= Instructions to follow =
Pictures stay out of the copy; set down each line of the listing below exactly.

= Records =
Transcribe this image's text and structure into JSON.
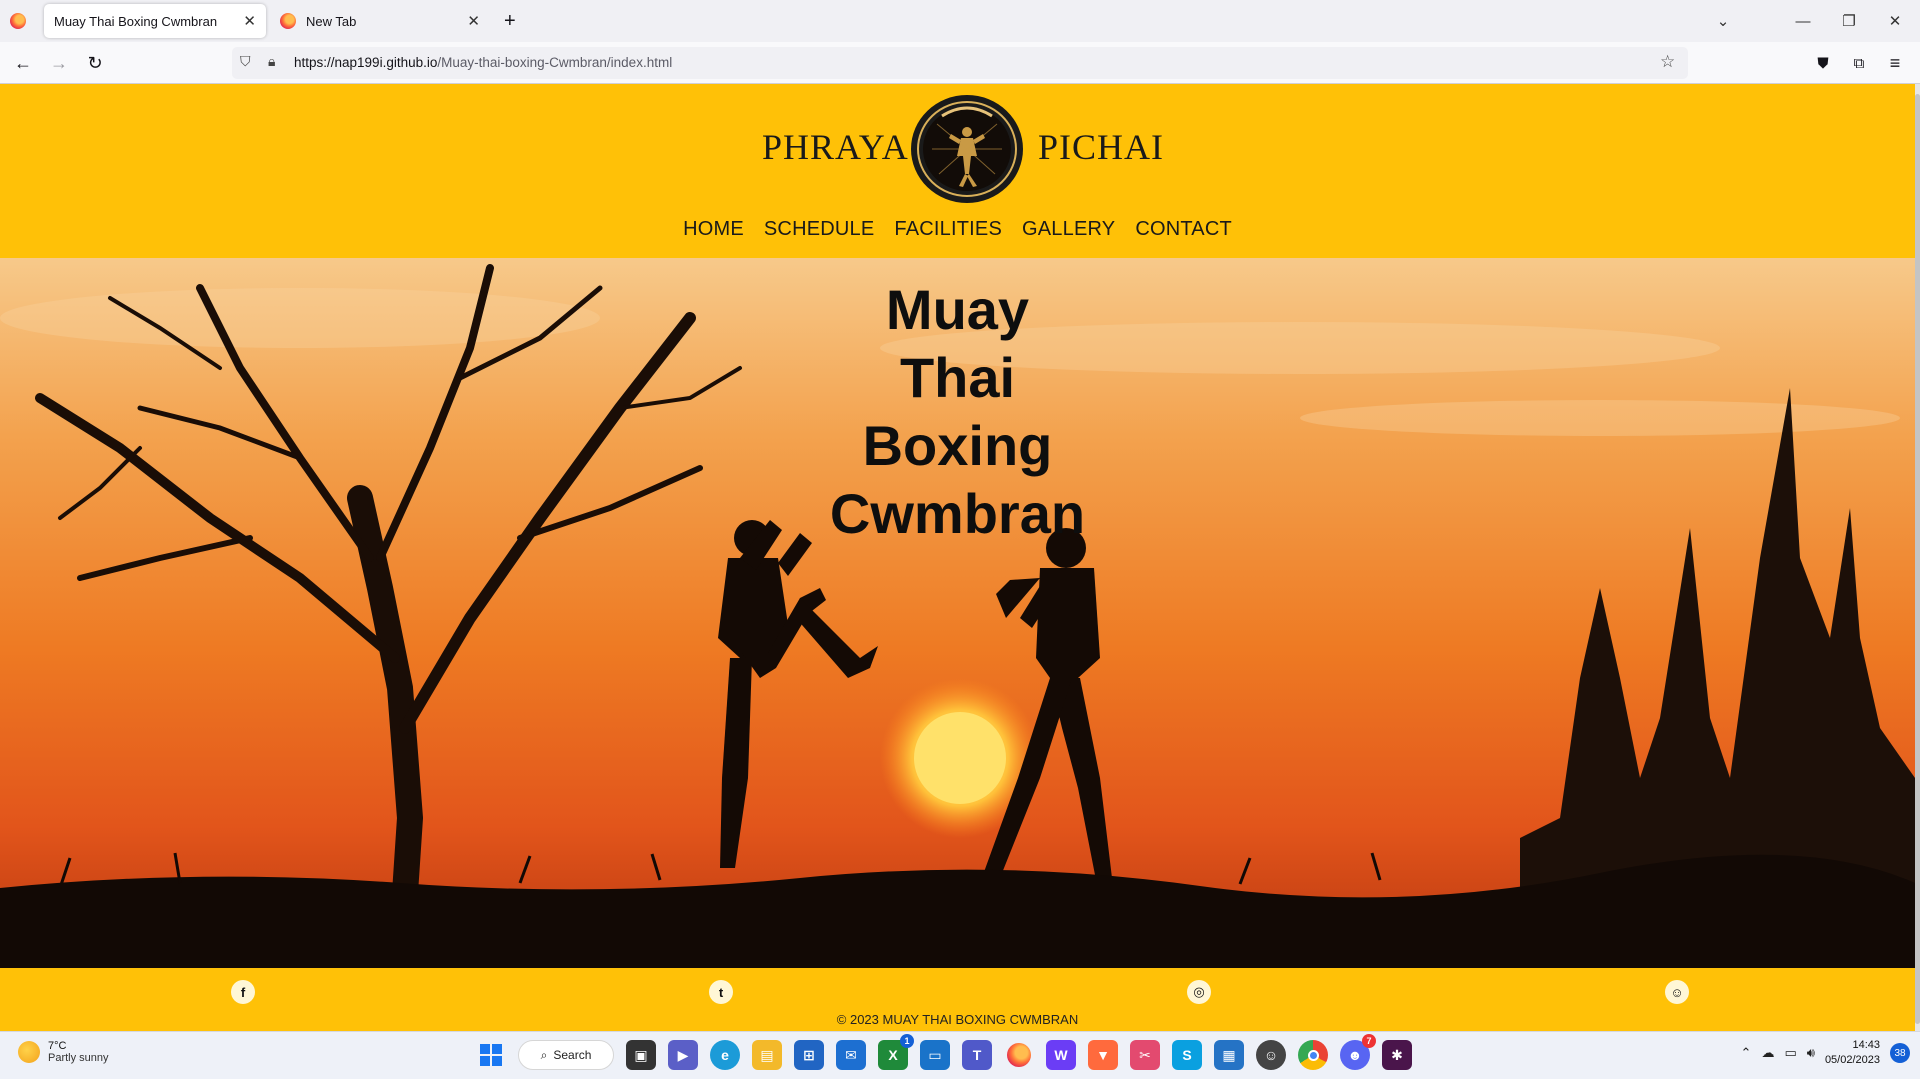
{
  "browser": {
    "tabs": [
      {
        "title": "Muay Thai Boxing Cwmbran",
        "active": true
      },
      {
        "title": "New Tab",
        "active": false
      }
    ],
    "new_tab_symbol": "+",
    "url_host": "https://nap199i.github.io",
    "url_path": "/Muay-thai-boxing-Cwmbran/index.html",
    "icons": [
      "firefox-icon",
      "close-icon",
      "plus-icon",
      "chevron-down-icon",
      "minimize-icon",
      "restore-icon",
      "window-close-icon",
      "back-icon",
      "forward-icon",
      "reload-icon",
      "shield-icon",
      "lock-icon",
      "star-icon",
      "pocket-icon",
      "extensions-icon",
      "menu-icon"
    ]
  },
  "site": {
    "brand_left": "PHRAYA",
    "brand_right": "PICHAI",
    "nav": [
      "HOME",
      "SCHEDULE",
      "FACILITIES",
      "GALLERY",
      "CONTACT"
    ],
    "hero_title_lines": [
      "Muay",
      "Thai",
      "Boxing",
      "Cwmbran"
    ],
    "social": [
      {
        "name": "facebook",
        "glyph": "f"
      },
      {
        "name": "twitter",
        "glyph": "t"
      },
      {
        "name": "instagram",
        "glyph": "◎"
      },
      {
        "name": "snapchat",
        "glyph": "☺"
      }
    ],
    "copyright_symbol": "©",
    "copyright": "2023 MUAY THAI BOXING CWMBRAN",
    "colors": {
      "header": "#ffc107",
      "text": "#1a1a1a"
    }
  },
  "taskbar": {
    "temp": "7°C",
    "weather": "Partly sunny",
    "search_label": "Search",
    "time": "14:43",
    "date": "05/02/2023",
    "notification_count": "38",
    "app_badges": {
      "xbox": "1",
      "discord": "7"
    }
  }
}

= Solution for this task =
Transcribe this image's text and structure into JSON.
{
  "browser": {
    "tabs": [
      {
        "title": "Muay Thai Boxing Cwmbran",
        "active": true
      },
      {
        "title": "New Tab",
        "active": false
      }
    ],
    "new_tab_symbol": "+",
    "url_host": "https://nap199i.github.io",
    "url_path": "/Muay-thai-boxing-Cwmbran/index.html",
    "icons": [
      "firefox-icon",
      "close-icon",
      "plus-icon",
      "chevron-down-icon",
      "minimize-icon",
      "restore-icon",
      "window-close-icon",
      "back-icon",
      "forward-icon",
      "reload-icon",
      "shield-icon",
      "lock-icon",
      "star-icon",
      "pocket-icon",
      "extensions-icon",
      "menu-icon"
    ]
  },
  "site": {
    "brand_left": "PHRAYA",
    "brand_right": "PICHAI",
    "nav": [
      "HOME",
      "SCHEDULE",
      "FACILITIES",
      "GALLERY",
      "CONTACT"
    ],
    "hero_title_lines": [
      "Muay",
      "Thai",
      "Boxing",
      "Cwmbran"
    ],
    "social": [
      {
        "name": "facebook",
        "glyph": "f"
      },
      {
        "name": "twitter",
        "glyph": "t"
      },
      {
        "name": "instagram",
        "glyph": "◎"
      },
      {
        "name": "snapchat",
        "glyph": "☺"
      }
    ],
    "copyright_symbol": "©",
    "copyright": "2023 MUAY THAI BOXING CWMBRAN",
    "colors": {
      "header": "#ffc107",
      "text": "#1a1a1a"
    }
  },
  "taskbar": {
    "temp": "7°C",
    "weather": "Partly sunny",
    "search_label": "Search",
    "time": "14:43",
    "date": "05/02/2023",
    "notification_count": "38",
    "app_badges": {
      "xbox": "1",
      "discord": "7"
    }
  }
}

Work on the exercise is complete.